═══ DATA EXCERPTS

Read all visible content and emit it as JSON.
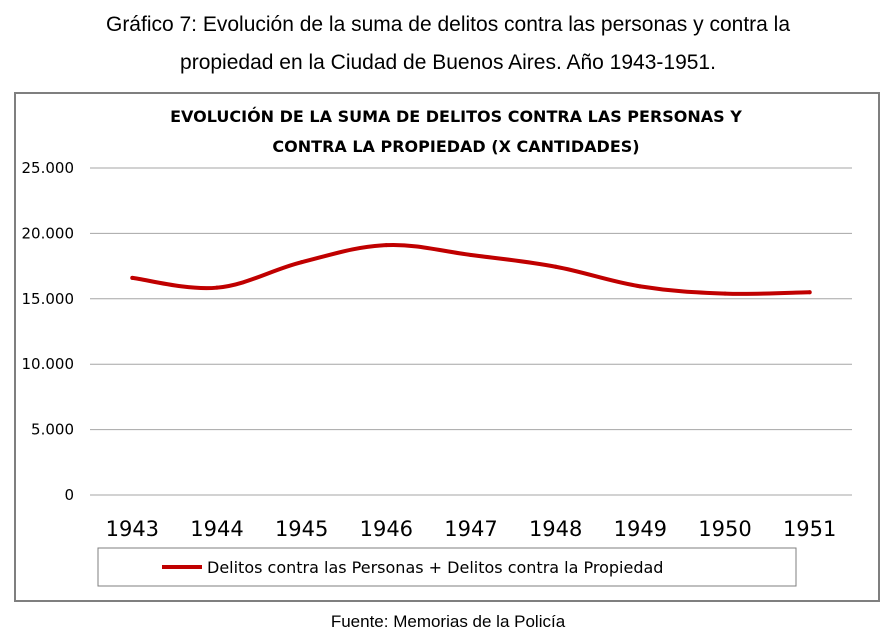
{
  "caption": {
    "line1": "Gráfico 7: Evolución de la suma de delitos contra las personas y contra la",
    "line2": "propiedad en la Ciudad de Buenos Aires. Año 1943-1951."
  },
  "source": "Fuente: Memorias de la Policía",
  "chart_data": {
    "type": "line",
    "title_lines": [
      "EVOLUCIÓN DE LA SUMA DE  DELITOS CONTRA LAS PERSONAS Y",
      "CONTRA LA PROPIEDAD (X CANTIDADES)"
    ],
    "categories": [
      "1943",
      "1944",
      "1945",
      "1946",
      "1947",
      "1948",
      "1949",
      "1950",
      "1951"
    ],
    "series": [
      {
        "name": "Delitos contra las Personas + Delitos contra la Propiedad",
        "values": [
          16600,
          15850,
          17800,
          19100,
          18350,
          17450,
          15950,
          15400,
          15500
        ],
        "color": "#c00000"
      }
    ],
    "ylim": [
      0,
      25000
    ],
    "yticks": [
      0,
      5000,
      10000,
      15000,
      20000,
      25000
    ],
    "ytick_labels": [
      "0",
      "5.000",
      "10.000",
      "15.000",
      "20.000",
      "25.000"
    ],
    "grid": true,
    "legend": "bottom",
    "xlabel": "",
    "ylabel": ""
  }
}
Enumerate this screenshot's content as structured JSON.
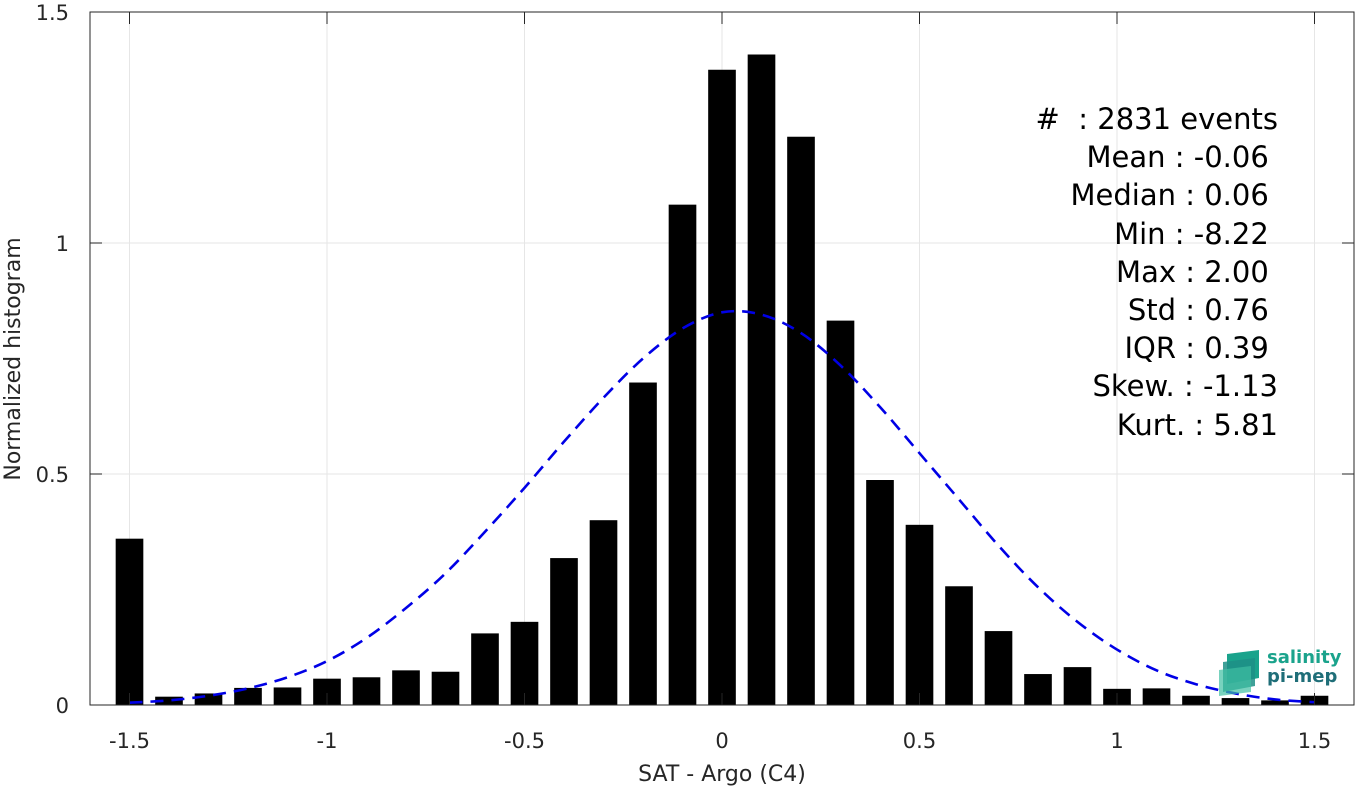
{
  "chart_data": {
    "type": "bar",
    "xlabel": "SAT - Argo (C4)",
    "ylabel": "Normalized histogram",
    "xlim": [
      -1.6,
      1.6
    ],
    "ylim": [
      0,
      1.5
    ],
    "xticks": [
      -1.5,
      -1,
      -0.5,
      0,
      0.5,
      1,
      1.5
    ],
    "xtick_labels": [
      "-1.5",
      "-1",
      "-0.5",
      "0",
      "0.5",
      "1",
      "1.5"
    ],
    "yticks": [
      0,
      0.5,
      1,
      1.5
    ],
    "ytick_labels": [
      "0",
      "0.5",
      "1",
      "1.5"
    ],
    "grid": true,
    "bar_width": 0.07,
    "bar_color": "#000000",
    "bars": {
      "x": [
        -1.5,
        -1.4,
        -1.3,
        -1.2,
        -1.1,
        -1.0,
        -0.9,
        -0.8,
        -0.7,
        -0.6,
        -0.5,
        -0.4,
        -0.3,
        -0.2,
        -0.1,
        0.0,
        0.1,
        0.2,
        0.3,
        0.4,
        0.5,
        0.6,
        0.7,
        0.8,
        0.9,
        1.0,
        1.1,
        1.2,
        1.3,
        1.4,
        1.5
      ],
      "values": [
        0.36,
        0.018,
        0.025,
        0.037,
        0.038,
        0.057,
        0.06,
        0.075,
        0.072,
        0.155,
        0.18,
        0.318,
        0.4,
        0.698,
        1.083,
        1.375,
        1.408,
        1.23,
        0.832,
        0.487,
        0.39,
        0.257,
        0.16,
        0.067,
        0.082,
        0.035,
        0.036,
        0.02,
        0.015,
        0.01,
        0.02
      ]
    },
    "fit_curve": {
      "name": "",
      "style": "dashed",
      "color": "#0000e6",
      "x": [
        -1.5,
        -1.4,
        -1.3,
        -1.2,
        -1.1,
        -1.0,
        -0.9,
        -0.8,
        -0.7,
        -0.6,
        -0.5,
        -0.4,
        -0.3,
        -0.2,
        -0.1,
        0.0,
        0.1,
        0.2,
        0.3,
        0.4,
        0.5,
        0.6,
        0.7,
        0.8,
        0.9,
        1.0,
        1.1,
        1.2,
        1.3,
        1.4,
        1.5
      ],
      "y": [
        0.005,
        0.01,
        0.02,
        0.036,
        0.06,
        0.095,
        0.145,
        0.21,
        0.285,
        0.375,
        0.47,
        0.57,
        0.665,
        0.75,
        0.815,
        0.85,
        0.845,
        0.805,
        0.735,
        0.645,
        0.545,
        0.445,
        0.345,
        0.255,
        0.18,
        0.12,
        0.075,
        0.045,
        0.025,
        0.012,
        0.006
      ]
    }
  },
  "stats": [
    "#  : 2831 events",
    "Mean : -0.06 ",
    "Median : 0.06 ",
    "Min : -8.22 ",
    "Max : 2.00 ",
    "Std : 0.76 ",
    "IQR : 0.39 ",
    "Skew. : -1.13",
    "Kurt. : 5.81"
  ],
  "logo": {
    "line1": "salinity",
    "line2": "pi-mep",
    "color_line1": "#1aa38c",
    "color_line2": "#1f6e78"
  }
}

══════

WHAT YOU SHOULD DO:
Copy each line of the records above that carries the word "content".

RESPONSE BELOW:
Read all visible content and emit it as JSON.
Enumerate this screenshot's content as structured JSON.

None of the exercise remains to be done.